Instructions to follow - Lines that hold the word "shoulder" should be located and copied.

Data records -

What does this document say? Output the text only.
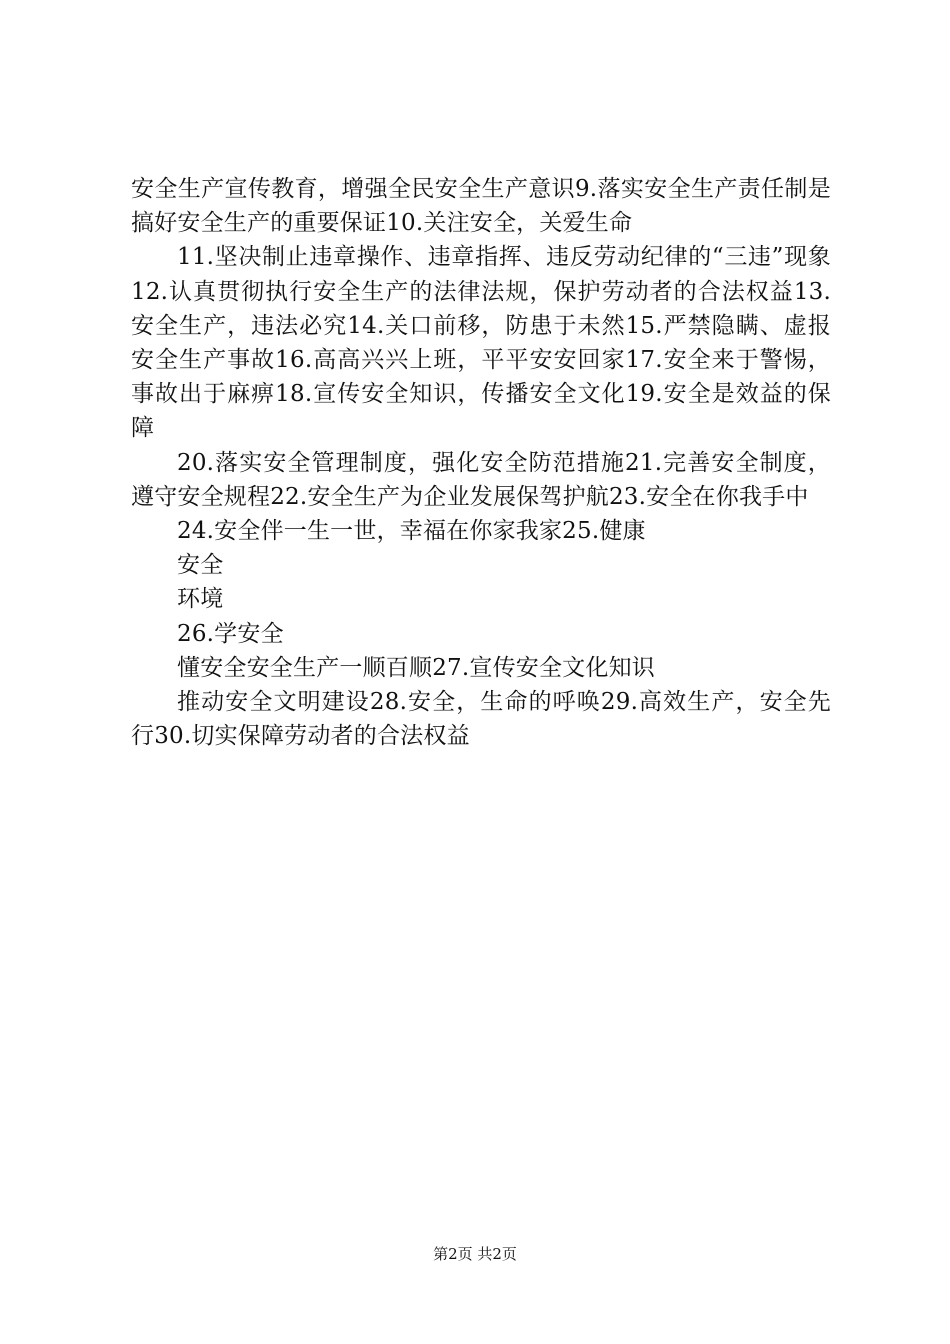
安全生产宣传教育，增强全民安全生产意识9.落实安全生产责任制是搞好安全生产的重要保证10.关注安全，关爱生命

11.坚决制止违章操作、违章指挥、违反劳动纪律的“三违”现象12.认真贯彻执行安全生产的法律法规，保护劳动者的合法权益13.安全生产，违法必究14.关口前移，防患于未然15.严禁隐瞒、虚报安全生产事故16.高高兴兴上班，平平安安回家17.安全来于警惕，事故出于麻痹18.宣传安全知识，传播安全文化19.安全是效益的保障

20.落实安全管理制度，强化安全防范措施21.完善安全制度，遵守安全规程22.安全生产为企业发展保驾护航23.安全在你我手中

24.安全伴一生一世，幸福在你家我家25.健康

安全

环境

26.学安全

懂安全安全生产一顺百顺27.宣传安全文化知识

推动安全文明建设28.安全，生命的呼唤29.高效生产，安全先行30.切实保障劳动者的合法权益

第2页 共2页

...

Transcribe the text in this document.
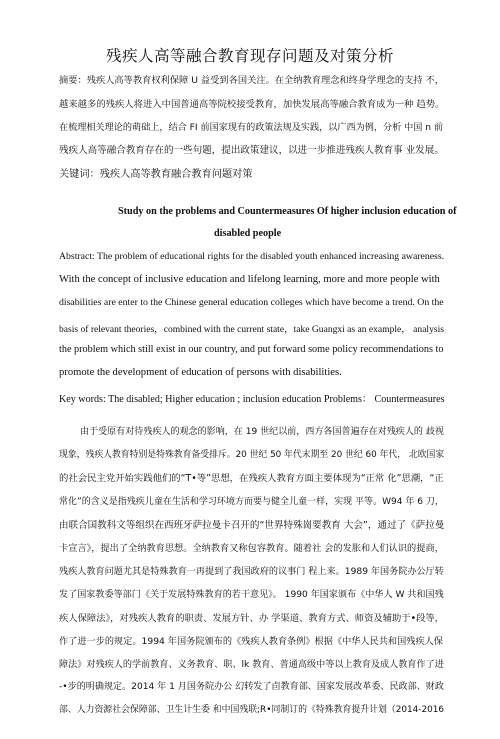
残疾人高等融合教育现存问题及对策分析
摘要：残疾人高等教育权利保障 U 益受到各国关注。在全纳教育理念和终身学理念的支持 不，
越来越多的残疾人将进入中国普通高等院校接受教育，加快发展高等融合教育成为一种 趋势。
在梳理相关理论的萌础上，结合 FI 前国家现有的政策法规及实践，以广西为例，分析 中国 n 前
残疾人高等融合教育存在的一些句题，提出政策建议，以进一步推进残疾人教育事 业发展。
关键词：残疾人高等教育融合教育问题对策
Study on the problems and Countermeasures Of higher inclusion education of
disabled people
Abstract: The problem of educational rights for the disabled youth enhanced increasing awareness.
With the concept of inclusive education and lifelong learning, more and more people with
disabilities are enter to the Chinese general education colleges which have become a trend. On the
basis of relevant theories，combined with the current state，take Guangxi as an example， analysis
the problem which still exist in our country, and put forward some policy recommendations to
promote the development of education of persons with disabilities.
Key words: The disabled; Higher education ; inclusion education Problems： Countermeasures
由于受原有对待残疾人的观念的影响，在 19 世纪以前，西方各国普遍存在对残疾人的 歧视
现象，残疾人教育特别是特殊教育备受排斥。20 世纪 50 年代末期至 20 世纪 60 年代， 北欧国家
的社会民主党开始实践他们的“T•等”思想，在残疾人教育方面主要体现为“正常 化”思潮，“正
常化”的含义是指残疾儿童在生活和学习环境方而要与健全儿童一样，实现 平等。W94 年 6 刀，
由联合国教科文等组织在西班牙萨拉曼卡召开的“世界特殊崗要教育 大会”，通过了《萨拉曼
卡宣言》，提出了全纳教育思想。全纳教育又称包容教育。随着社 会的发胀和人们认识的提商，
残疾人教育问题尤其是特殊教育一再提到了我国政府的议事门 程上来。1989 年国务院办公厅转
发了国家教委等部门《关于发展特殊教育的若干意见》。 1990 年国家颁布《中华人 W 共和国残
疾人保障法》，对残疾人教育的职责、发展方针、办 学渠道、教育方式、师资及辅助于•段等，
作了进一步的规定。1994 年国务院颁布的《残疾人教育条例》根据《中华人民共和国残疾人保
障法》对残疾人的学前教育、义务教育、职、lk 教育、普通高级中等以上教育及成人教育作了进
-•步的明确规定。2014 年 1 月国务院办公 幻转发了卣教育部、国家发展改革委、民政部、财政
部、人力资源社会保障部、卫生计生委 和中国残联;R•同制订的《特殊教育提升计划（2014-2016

* * *

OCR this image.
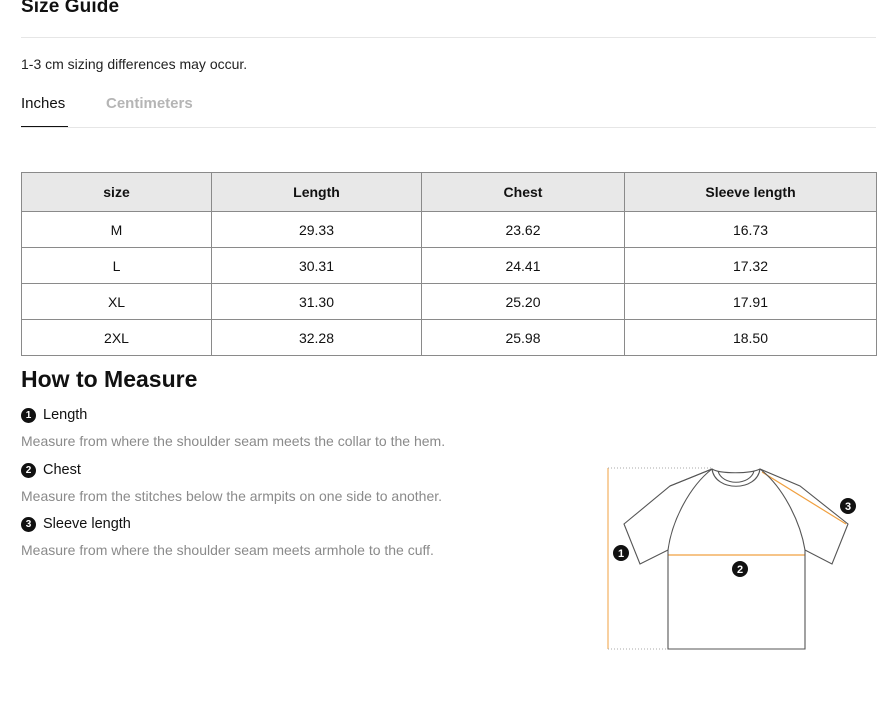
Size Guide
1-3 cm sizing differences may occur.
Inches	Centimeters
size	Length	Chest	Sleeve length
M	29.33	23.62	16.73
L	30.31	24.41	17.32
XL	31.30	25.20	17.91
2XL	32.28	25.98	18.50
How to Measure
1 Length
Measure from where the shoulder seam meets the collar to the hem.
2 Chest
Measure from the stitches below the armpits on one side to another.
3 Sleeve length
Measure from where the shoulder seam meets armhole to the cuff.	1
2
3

Exercise response -
Measure from where the shoulder seam meets the collar to the hem.
Measure from where the shoulder seam meets armhole to the cuff.	1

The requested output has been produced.